Directions for this task ▸ Please retype the records below exactly, leaving out any pictures.

Records for this exercise ▸

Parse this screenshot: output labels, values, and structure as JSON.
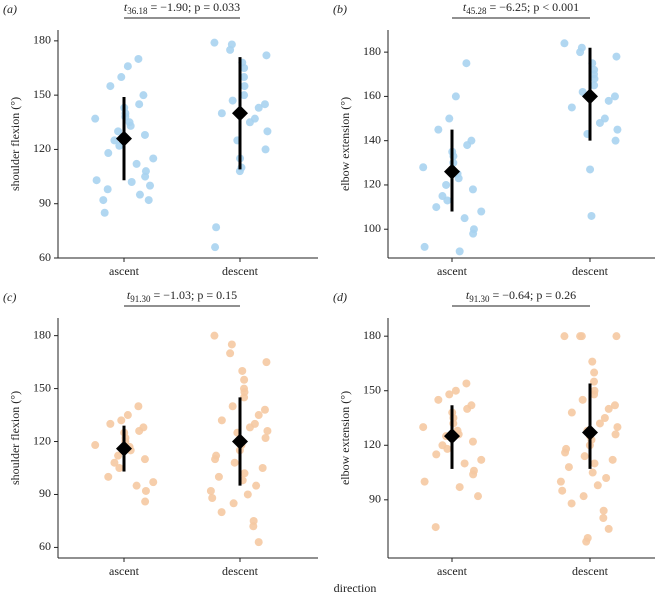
{
  "x_label": "direction",
  "chart_data": [
    {
      "type": "strip",
      "panel_label": "(a)",
      "annotation": {
        "stat": "t",
        "df": "36.18",
        "rest": " = −1.90; p = 0.033"
      },
      "y_label": "shoulder flexion (°)",
      "categories": [
        "ascent",
        "descent"
      ],
      "color": "#a9d3ef",
      "points": [
        [
          170,
          166,
          160,
          155,
          150,
          145,
          143,
          140,
          138,
          137,
          135,
          133,
          130,
          128,
          125,
          122,
          118,
          115,
          112,
          108,
          105,
          103,
          102,
          100,
          98,
          95,
          92,
          92,
          85
        ],
        [
          179,
          178,
          175,
          172,
          168,
          165,
          160,
          155,
          150,
          147,
          145,
          143,
          140,
          137,
          135,
          130,
          125,
          120,
          115,
          110,
          108,
          77,
          66
        ]
      ],
      "means": [
        126,
        140
      ],
      "sd_low": [
        103,
        109
      ],
      "sd_high": [
        149,
        171
      ],
      "ylim": [
        60,
        186
      ],
      "yticks": [
        60,
        90,
        120,
        150,
        180
      ]
    },
    {
      "type": "strip",
      "panel_label": "(b)",
      "annotation": {
        "stat": "t",
        "df": "45.28",
        "rest": " = −6.25; p < 0.001"
      },
      "y_label": "elbow extension (°)",
      "categories": [
        "ascent",
        "descent"
      ],
      "color": "#a9d3ef",
      "points": [
        [
          175,
          160,
          150,
          145,
          140,
          138,
          135,
          133,
          130,
          128,
          125,
          123,
          120,
          118,
          115,
          113,
          110,
          108,
          105,
          100,
          98,
          92,
          90
        ],
        [
          184,
          182,
          180,
          178,
          175,
          172,
          170,
          168,
          165,
          162,
          160,
          158,
          155,
          150,
          148,
          145,
          143,
          140,
          127,
          106
        ]
      ],
      "means": [
        126,
        160
      ],
      "sd_low": [
        108,
        140
      ],
      "sd_high": [
        145,
        182
      ],
      "ylim": [
        87,
        190
      ],
      "yticks": [
        100,
        120,
        140,
        160,
        180
      ]
    },
    {
      "type": "strip",
      "panel_label": "(c)",
      "annotation": {
        "stat": "t",
        "df": "91.30",
        "rest": " = −1.03; p = 0.15"
      },
      "y_label": "shoulder flexion (°)",
      "categories": [
        "ascent",
        "descent"
      ],
      "color": "#f5c9a2",
      "points": [
        [
          140,
          135,
          132,
          130,
          128,
          126,
          125,
          122,
          120,
          118,
          117,
          115,
          112,
          110,
          108,
          105,
          100,
          97,
          95,
          92,
          86
        ],
        [
          180,
          175,
          170,
          165,
          160,
          155,
          150,
          148,
          145,
          140,
          138,
          135,
          132,
          130,
          128,
          126,
          125,
          122,
          120,
          118,
          115,
          112,
          110,
          108,
          105,
          102,
          100,
          98,
          95,
          92,
          90,
          88,
          85,
          80,
          75,
          72,
          63
        ]
      ],
      "means": [
        116,
        120
      ],
      "sd_low": [
        103,
        95
      ],
      "sd_high": [
        129,
        145
      ],
      "ylim": [
        54,
        190
      ],
      "yticks": [
        60,
        90,
        120,
        150,
        180
      ]
    },
    {
      "type": "strip",
      "panel_label": "(d)",
      "annotation": {
        "stat": "t",
        "df": "91.30",
        "rest": " = −0.64; p = 0.26"
      },
      "y_label": "elbow extension (°)",
      "categories": [
        "ascent",
        "descent"
      ],
      "color": "#f5c9a2",
      "points": [
        [
          154,
          150,
          148,
          145,
          142,
          140,
          138,
          135,
          132,
          130,
          128,
          126,
          125,
          122,
          120,
          118,
          115,
          112,
          110,
          106,
          104,
          100,
          97,
          92,
          75
        ],
        [
          180,
          180,
          180,
          180,
          166,
          160,
          155,
          150,
          148,
          145,
          142,
          140,
          138,
          135,
          132,
          130,
          128,
          126,
          125,
          123,
          120,
          118,
          116,
          114,
          112,
          110,
          108,
          105,
          102,
          100,
          98,
          95,
          92,
          88,
          84,
          80,
          74,
          69,
          67
        ]
      ],
      "means": [
        125,
        127
      ],
      "sd_low": [
        107,
        107
      ],
      "sd_high": [
        142,
        154
      ],
      "ylim": [
        58,
        190
      ],
      "yticks": [
        90,
        120,
        150,
        180
      ]
    }
  ]
}
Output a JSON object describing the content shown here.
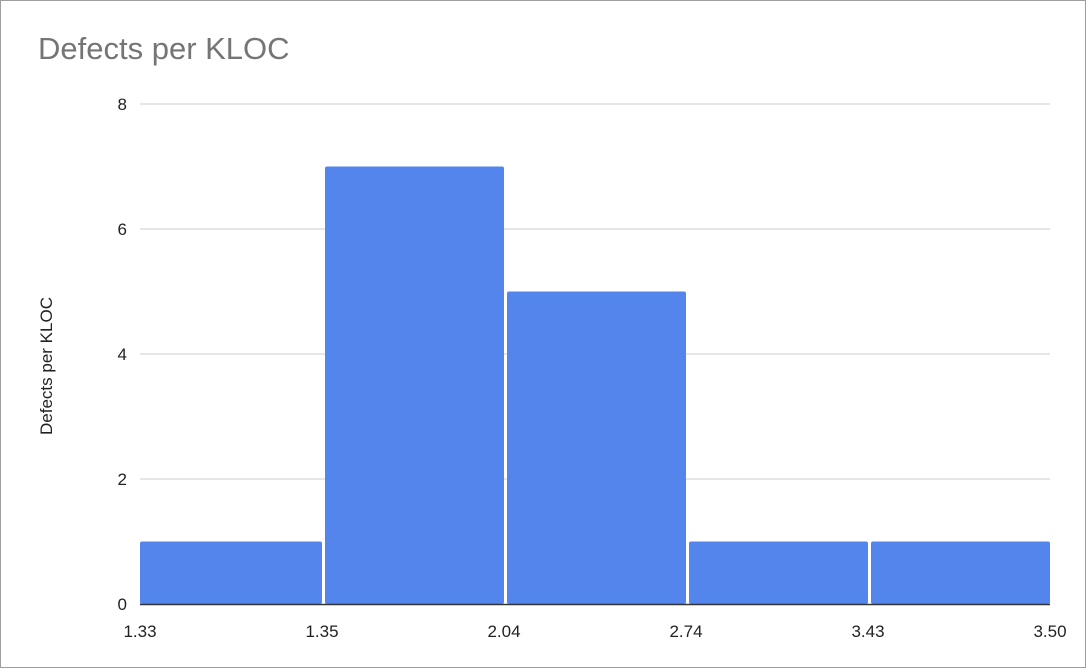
{
  "chart_data": {
    "type": "bar",
    "title": "Defects per KLOC",
    "xlabel": "",
    "ylabel": "Defects per KLOC",
    "bin_edges": [
      "1.33",
      "1.35",
      "2.04",
      "2.74",
      "3.43",
      "3.50"
    ],
    "values": [
      1,
      7,
      5,
      1,
      1
    ],
    "ylim": [
      0,
      8
    ],
    "yticks": [
      0,
      2,
      4,
      6,
      8
    ],
    "grid": true,
    "colors": {
      "bar": "#5385ed",
      "grid": "#cccccc",
      "axis": "#333333",
      "title": "#757575"
    }
  }
}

Task solution ▸
Parse this screenshot: output labels, values, and structure as JSON.
{
  "x_label": "direction",
  "chart_data": [
    {
      "type": "strip",
      "panel_label": "(a)",
      "annotation": {
        "stat": "t",
        "df": "36.18",
        "rest": " = −1.90; p = 0.033"
      },
      "y_label": "shoulder flexion (°)",
      "categories": [
        "ascent",
        "descent"
      ],
      "color": "#a9d3ef",
      "points": [
        [
          170,
          166,
          160,
          155,
          150,
          145,
          143,
          140,
          138,
          137,
          135,
          133,
          130,
          128,
          125,
          122,
          118,
          115,
          112,
          108,
          105,
          103,
          102,
          100,
          98,
          95,
          92,
          92,
          85
        ],
        [
          179,
          178,
          175,
          172,
          168,
          165,
          160,
          155,
          150,
          147,
          145,
          143,
          140,
          137,
          135,
          130,
          125,
          120,
          115,
          110,
          108,
          77,
          66
        ]
      ],
      "means": [
        126,
        140
      ],
      "sd_low": [
        103,
        109
      ],
      "sd_high": [
        149,
        171
      ],
      "ylim": [
        60,
        186
      ],
      "yticks": [
        60,
        90,
        120,
        150,
        180
      ]
    },
    {
      "type": "strip",
      "panel_label": "(b)",
      "annotation": {
        "stat": "t",
        "df": "45.28",
        "rest": " = −6.25; p < 0.001"
      },
      "y_label": "elbow extension (°)",
      "categories": [
        "ascent",
        "descent"
      ],
      "color": "#a9d3ef",
      "points": [
        [
          175,
          160,
          150,
          145,
          140,
          138,
          135,
          133,
          130,
          128,
          125,
          123,
          120,
          118,
          115,
          113,
          110,
          108,
          105,
          100,
          98,
          92,
          90
        ],
        [
          184,
          182,
          180,
          178,
          175,
          172,
          170,
          168,
          165,
          162,
          160,
          158,
          155,
          150,
          148,
          145,
          143,
          140,
          127,
          106
        ]
      ],
      "means": [
        126,
        160
      ],
      "sd_low": [
        108,
        140
      ],
      "sd_high": [
        145,
        182
      ],
      "ylim": [
        87,
        190
      ],
      "yticks": [
        100,
        120,
        140,
        160,
        180
      ]
    },
    {
      "type": "strip",
      "panel_label": "(c)",
      "annotation": {
        "stat": "t",
        "df": "91.30",
        "rest": " = −1.03; p = 0.15"
      },
      "y_label": "shoulder flexion (°)",
      "categories": [
        "ascent",
        "descent"
      ],
      "color": "#f5c9a2",
      "points": [
        [
          140,
          135,
          132,
          130,
          128,
          126,
          125,
          122,
          120,
          118,
          117,
          115,
          112,
          110,
          108,
          105,
          100,
          97,
          95,
          92,
          86
        ],
        [
          180,
          175,
          170,
          165,
          160,
          155,
          150,
          148,
          145,
          140,
          138,
          135,
          132,
          130,
          128,
          126,
          125,
          122,
          120,
          118,
          115,
          112,
          110,
          108,
          105,
          102,
          100,
          98,
          95,
          92,
          90,
          88,
          85,
          80,
          75,
          72,
          63
        ]
      ],
      "means": [
        116,
        120
      ],
      "sd_low": [
        103,
        95
      ],
      "sd_high": [
        129,
        145
      ],
      "ylim": [
        54,
        190
      ],
      "yticks": [
        60,
        90,
        120,
        150,
        180
      ]
    },
    {
      "type": "strip",
      "panel_label": "(d)",
      "annotation": {
        "stat": "t",
        "df": "91.30",
        "rest": " = −0.64; p = 0.26"
      },
      "y_label": "elbow extension (°)",
      "categories": [
        "ascent",
        "descent"
      ],
      "color": "#f5c9a2",
      "points": [
        [
          154,
          150,
          148,
          145,
          142,
          140,
          138,
          135,
          132,
          130,
          128,
          126,
          125,
          122,
          120,
          118,
          115,
          112,
          110,
          106,
          104,
          100,
          97,
          92,
          75
        ],
        [
          180,
          180,
          180,
          180,
          166,
          160,
          155,
          150,
          148,
          145,
          142,
          140,
          138,
          135,
          132,
          130,
          128,
          126,
          125,
          123,
          120,
          118,
          116,
          114,
          112,
          110,
          108,
          105,
          102,
          100,
          98,
          95,
          92,
          88,
          84,
          80,
          74,
          69,
          67
        ]
      ],
      "means": [
        125,
        127
      ],
      "sd_low": [
        107,
        107
      ],
      "sd_high": [
        142,
        154
      ],
      "ylim": [
        58,
        190
      ],
      "yticks": [
        90,
        120,
        150,
        180
      ]
    }
  ]
}
Output a JSON object describing the content shown here.
{
  "chart_data": {
    "type": "bar",
    "title": "Defects per KLOC",
    "xlabel": "",
    "ylabel": "Defects per KLOC",
    "bin_edges": [
      "1.33",
      "1.35",
      "2.04",
      "2.74",
      "3.43",
      "3.50"
    ],
    "values": [
      1,
      7,
      5,
      1,
      1
    ],
    "ylim": [
      0,
      8
    ],
    "yticks": [
      0,
      2,
      4,
      6,
      8
    ],
    "grid": true,
    "colors": {
      "bar": "#5385ed",
      "grid": "#cccccc",
      "axis": "#333333",
      "title": "#757575"
    }
  }
}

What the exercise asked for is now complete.